— Start RECORDS FOR PROCESSING —

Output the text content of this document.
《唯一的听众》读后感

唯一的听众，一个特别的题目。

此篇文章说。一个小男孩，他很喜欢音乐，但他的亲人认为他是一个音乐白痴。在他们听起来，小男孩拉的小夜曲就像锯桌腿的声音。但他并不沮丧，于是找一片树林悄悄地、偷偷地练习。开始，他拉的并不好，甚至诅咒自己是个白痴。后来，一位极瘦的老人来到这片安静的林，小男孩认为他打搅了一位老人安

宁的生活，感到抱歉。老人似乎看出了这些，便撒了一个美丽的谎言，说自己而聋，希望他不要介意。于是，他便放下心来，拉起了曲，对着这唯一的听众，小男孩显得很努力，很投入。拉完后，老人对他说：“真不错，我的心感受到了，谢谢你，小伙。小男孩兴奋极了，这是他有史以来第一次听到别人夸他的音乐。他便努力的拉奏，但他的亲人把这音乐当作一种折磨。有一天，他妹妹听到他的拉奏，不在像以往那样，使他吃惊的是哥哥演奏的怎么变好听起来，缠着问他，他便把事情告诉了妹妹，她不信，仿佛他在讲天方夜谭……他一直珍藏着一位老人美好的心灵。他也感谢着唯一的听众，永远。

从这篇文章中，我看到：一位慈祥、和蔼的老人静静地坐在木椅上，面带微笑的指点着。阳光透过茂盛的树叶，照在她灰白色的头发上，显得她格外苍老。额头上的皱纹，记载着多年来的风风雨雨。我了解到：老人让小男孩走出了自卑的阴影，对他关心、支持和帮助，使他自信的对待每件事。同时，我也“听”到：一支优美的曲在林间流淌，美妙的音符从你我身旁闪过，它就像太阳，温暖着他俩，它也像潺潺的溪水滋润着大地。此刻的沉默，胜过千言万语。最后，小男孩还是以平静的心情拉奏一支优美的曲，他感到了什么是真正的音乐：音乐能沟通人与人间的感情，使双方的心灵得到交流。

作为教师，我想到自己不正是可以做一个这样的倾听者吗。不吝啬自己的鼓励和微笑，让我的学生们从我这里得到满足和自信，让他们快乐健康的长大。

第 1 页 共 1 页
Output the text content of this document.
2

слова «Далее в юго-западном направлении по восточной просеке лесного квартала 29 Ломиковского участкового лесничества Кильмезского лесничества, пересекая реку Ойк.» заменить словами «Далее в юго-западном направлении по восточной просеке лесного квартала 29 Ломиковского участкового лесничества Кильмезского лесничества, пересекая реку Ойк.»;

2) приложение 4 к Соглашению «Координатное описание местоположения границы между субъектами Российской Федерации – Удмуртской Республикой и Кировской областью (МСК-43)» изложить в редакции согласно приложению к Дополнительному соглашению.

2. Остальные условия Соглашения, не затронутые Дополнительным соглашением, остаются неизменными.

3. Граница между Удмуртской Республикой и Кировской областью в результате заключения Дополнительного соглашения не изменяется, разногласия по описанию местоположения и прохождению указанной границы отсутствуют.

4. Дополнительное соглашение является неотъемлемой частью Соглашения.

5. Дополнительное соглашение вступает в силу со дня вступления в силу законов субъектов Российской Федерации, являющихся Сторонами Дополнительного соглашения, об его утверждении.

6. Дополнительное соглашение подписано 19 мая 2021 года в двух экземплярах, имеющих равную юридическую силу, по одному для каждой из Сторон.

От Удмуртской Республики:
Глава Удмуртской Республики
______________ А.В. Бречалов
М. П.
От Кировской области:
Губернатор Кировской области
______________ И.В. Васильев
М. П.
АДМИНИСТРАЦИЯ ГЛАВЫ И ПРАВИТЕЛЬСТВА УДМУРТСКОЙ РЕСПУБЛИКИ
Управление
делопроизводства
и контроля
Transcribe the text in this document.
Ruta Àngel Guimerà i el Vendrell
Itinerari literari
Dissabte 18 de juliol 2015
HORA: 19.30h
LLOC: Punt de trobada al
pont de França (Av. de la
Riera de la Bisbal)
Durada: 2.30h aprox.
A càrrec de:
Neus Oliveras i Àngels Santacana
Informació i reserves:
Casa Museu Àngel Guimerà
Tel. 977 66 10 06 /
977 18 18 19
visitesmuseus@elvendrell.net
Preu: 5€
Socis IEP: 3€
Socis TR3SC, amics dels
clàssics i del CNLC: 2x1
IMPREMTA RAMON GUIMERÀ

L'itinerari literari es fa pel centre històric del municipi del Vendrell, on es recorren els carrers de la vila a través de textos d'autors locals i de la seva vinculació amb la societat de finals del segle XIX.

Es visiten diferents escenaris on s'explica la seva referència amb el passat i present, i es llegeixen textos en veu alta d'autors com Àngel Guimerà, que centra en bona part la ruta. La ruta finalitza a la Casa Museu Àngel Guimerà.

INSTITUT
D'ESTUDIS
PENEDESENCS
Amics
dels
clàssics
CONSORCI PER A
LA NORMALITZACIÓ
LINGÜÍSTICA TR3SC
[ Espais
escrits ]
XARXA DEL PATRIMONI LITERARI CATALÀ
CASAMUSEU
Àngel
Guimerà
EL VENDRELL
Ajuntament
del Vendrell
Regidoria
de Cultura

— End RECORDS FOR PROCESSING —

GOAL = Return each line of the data exactly as written above.

WRITTEN RESPONSE =
Output the text content of this document.
《唯一的听众》读后感

唯一的听众，一个特别的题目。

此篇文章说。一个小男孩，他很喜欢音乐，但他的亲人认为他是一个音乐白痴。在他们听起来，小男孩拉的小夜曲就像锯桌腿的声音。但他并不沮丧，于是找一片树林悄悄地、偷偷地练习。开始，他拉的并不好，甚至诅咒自己是个白痴。后来，一位极瘦的老人来到这片安静的林，小男孩认为他打搅了一位老人安

宁的生活，感到抱歉。老人似乎看出了这些，便撒了一个美丽的谎言，说自己而聋，希望他不要介意。于是，他便放下心来，拉起了曲，对着这唯一的听众，小男孩显得很努力，很投入。拉完后，老人对他说：“真不错，我的心感受到了，谢谢你，小伙。小男孩兴奋极了，这是他有史以来第一次听到别人夸他的音乐。他便努力的拉奏，但他的亲人把这音乐当作一种折磨。有一天，他妹妹听到他的拉奏，不在像以往那样，使他吃惊的是哥哥演奏的怎么变好听起来，缠着问他，他便把事情告诉了妹妹，她不信，仿佛他在讲天方夜谭……他一直珍藏着一位老人美好的心灵。他也感谢着唯一的听众，永远。

从这篇文章中，我看到：一位慈祥、和蔼的老人静静地坐在木椅上，面带微笑的指点着。阳光透过茂盛的树叶，照在她灰白色的头发上，显得她格外苍老。额头上的皱纹，记载着多年来的风风雨雨。我了解到：老人让小男孩走出了自卑的阴影，对他关心、支持和帮助，使他自信的对待每件事。同时，我也“听”到：一支优美的曲在林间流淌，美妙的音符从你我身旁闪过，它就像太阳，温暖着他俩，它也像潺潺的溪水滋润着大地。此刻的沉默，胜过千言万语。最后，小男孩还是以平静的心情拉奏一支优美的曲，他感到了什么是真正的音乐：音乐能沟通人与人间的感情，使双方的心灵得到交流。

作为教师，我想到自己不正是可以做一个这样的倾听者吗。不吝啬自己的鼓励和微笑，让我的学生们从我这里得到满足和自信，让他们快乐健康的长大。

第 1 页 共 1 页
Output the text content of this document.
2

слова «Далее в юго-западном направлении по восточной просеке лесного квартала 29 Ломиковского участкового лесничества Кильмезского лесничества, пересекая реку Ойк.» заменить словами «Далее в юго-западном направлении по восточной просеке лесного квартала 29 Ломиковского участкового лесничества Кильмезского лесничества, пересекая реку Ойк.»;

2) приложение 4 к Соглашению «Координатное описание местоположения границы между субъектами Российской Федерации – Удмуртской Республикой и Кировской областью (МСК-43)» изложить в редакции согласно приложению к Дополнительному соглашению.

2. Остальные условия Соглашения, не затронутые Дополнительным соглашением, остаются неизменными.

3. Граница между Удмуртской Республикой и Кировской областью в результате заключения Дополнительного соглашения не изменяется, разногласия по описанию местоположения и прохождению указанной границы отсутствуют.

4. Дополнительное соглашение является неотъемлемой частью Соглашения.

5. Дополнительное соглашение вступает в силу со дня вступления в силу законов субъектов Российской Федерации, являющихся Сторонами Дополнительного соглашения, об его утверждении.

6. Дополнительное соглашение подписано 19 мая 2021 года в двух экземплярах, имеющих равную юридическую силу, по одному для каждой из Сторон.

От Удмуртской Республики:
Глава Удмуртской Республики
______________ А.В. Бречалов
М. П.
От Кировской области:
Губернатор Кировской области
______________ И.В. Васильев
М. П.
АДМИНИСТРАЦИЯ ГЛАВЫ И ПРАВИТЕЛЬСТВА УДМУРТСКОЙ РЕСПУБЛИКИ
Управление
делопроизводства
и контроля
Transcribe the text in this document.
Ruta Àngel Guimerà i el Vendrell
Itinerari literari
Dissabte 18 de juliol 2015
HORA: 19.30h
LLOC: Punt de trobada al
pont de França (Av. de la
Riera de la Bisbal)
Durada: 2.30h aprox.
A càrrec de:
Neus Oliveras i Àngels Santacana
Informació i reserves:
Casa Museu Àngel Guimerà
Tel. 977 66 10 06 /
977 18 18 19
visitesmuseus@elvendrell.net
Preu: 5€
Socis IEP: 3€
Socis TR3SC, amics dels
clàssics i del CNLC: 2x1
IMPREMTA RAMON GUIMERÀ

L'itinerari literari es fa pel centre històric del municipi del Vendrell, on es recorren els carrers de la vila a través de textos d'autors locals i de la seva vinculació amb la societat de finals del segle XIX.

Es visiten diferents escenaris on s'explica la seva referència amb el passat i present, i es llegeixen textos en veu alta d'autors com Àngel Guimerà, que centra en bona part la ruta. La ruta finalitza a la Casa Museu Àngel Guimerà.

INSTITUT
D'ESTUDIS
PENEDESENCS
Amics
dels
clàssics
CONSORCI PER A
LA NORMALITZACIÓ
LINGÜÍSTICA TR3SC
[ Espais
escrits ]
XARXA DEL PATRIMONI LITERARI CATALÀ
CASAMUSEU
Àngel
Guimerà
EL VENDRELL
Ajuntament
del Vendrell
Regidoria
de Cultura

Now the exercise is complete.